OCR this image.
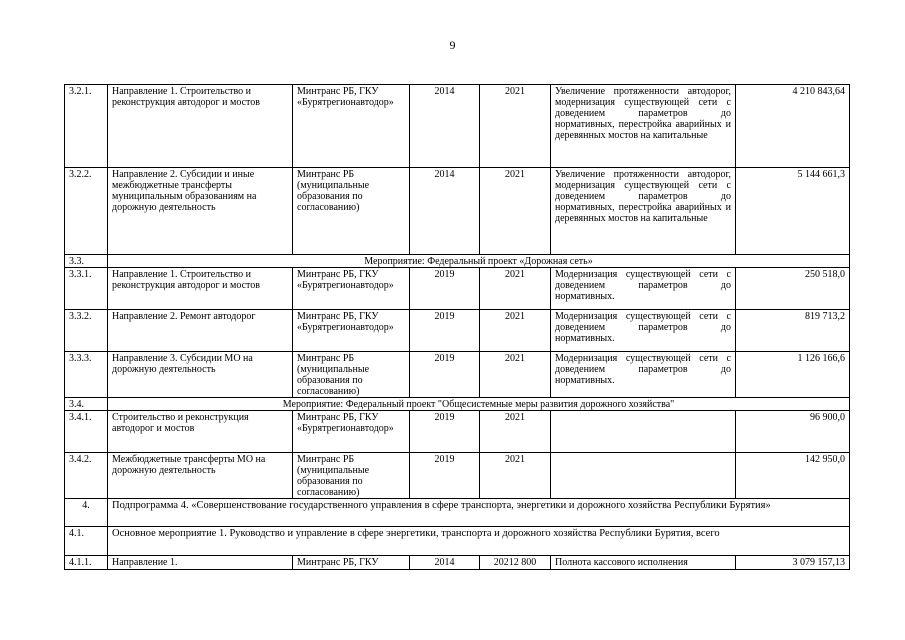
9
3.2.1.	Направление 1. Строительство и реконструкция автодорог и мостов	Минтранс РБ, ГКУ «Бурятрегионавтодор»	2014	2021	Увеличение протяженности автодорог, модернизация существующей сети с доведением параметров до нормативных, перестройка аварийных и деревянных мостов на капитальные	4 210 843,64
3.2.2.	Направление 2. Субсидии и иные межбюджетные трансферты муниципальным образованиям на дорожную деятельность	Минтранс РБ (муниципальные образования по согласованию)	2014	2021	Увеличение протяженности автодорог, модернизация существующей сети с доведением параметров до нормативных, перестройка аварийных и деревянных мостов на капитальные	5 144 661,3
3.3.	Мероприятие: Федеральный проект «Дорожная сеть»					
3.3.1.	Направление 1. Строительство и реконструкция автодорог и мостов	Минтранс РБ, ГКУ «Бурятрегионавтодор»	2019	2021	Модернизация существующей сети с доведением параметров до нормативных.	250 518,0
3.3.2.	Направление 2. Ремонт автодорог	Минтранс РБ, ГКУ «Бурятрегионавтодор»	2019	2021	Модернизация существующей сети с доведением параметров до нормативных.	819 713,2
3.3.3.	Направление 3. Субсидии МО на дорожную деятельность	Минтранс РБ (муниципальные образования по согласованию)	2019	2021	Модернизация существующей сети с доведением параметров до нормативных.	1 126 166,6
3.4.	Мероприятие: Федеральный проект "Общесистемные меры развития дорожного хозяйства"					
3.4.1.	Строительство и реконструкция автодорог и мостов	Минтранс РБ, ГКУ «Бурятрегионавтодор»	2019	2021		96 900,0
3.4.2.	Межбюджетные трансферты МО на дорожную деятельность	Минтранс РБ (муниципальные образования по согласованию)	2019	2021		142 950,0
4.	Подпрограмма 4. «Совершенствование государственного управления в сфере транспорта, энергетики и дорожного хозяйства Республики Бурятия»					
4.1.	Основное мероприятие 1. Руководство и управление в сфере энергетики, транспорта и дорожного хозяйства Республики Бурятия, всего					
4.1.1.	Направление 1.	Минтранс РБ, ГКУ	2014	20212 800	Полнота кассового исполнения	3 079 157,13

^^^^^^^^

Consider the entries above and return each line with the string "сфере".

Written response
4.	Подпрограмма 4. «Совершенствование государственного управления в сфере транспорта, энергетики и дорожного хозяйства Республики Бурятия»					
4.1.	Основное мероприятие 1. Руководство и управление в сфере энергетики, транспорта и дорожного хозяйства Республики Бурятия, всего					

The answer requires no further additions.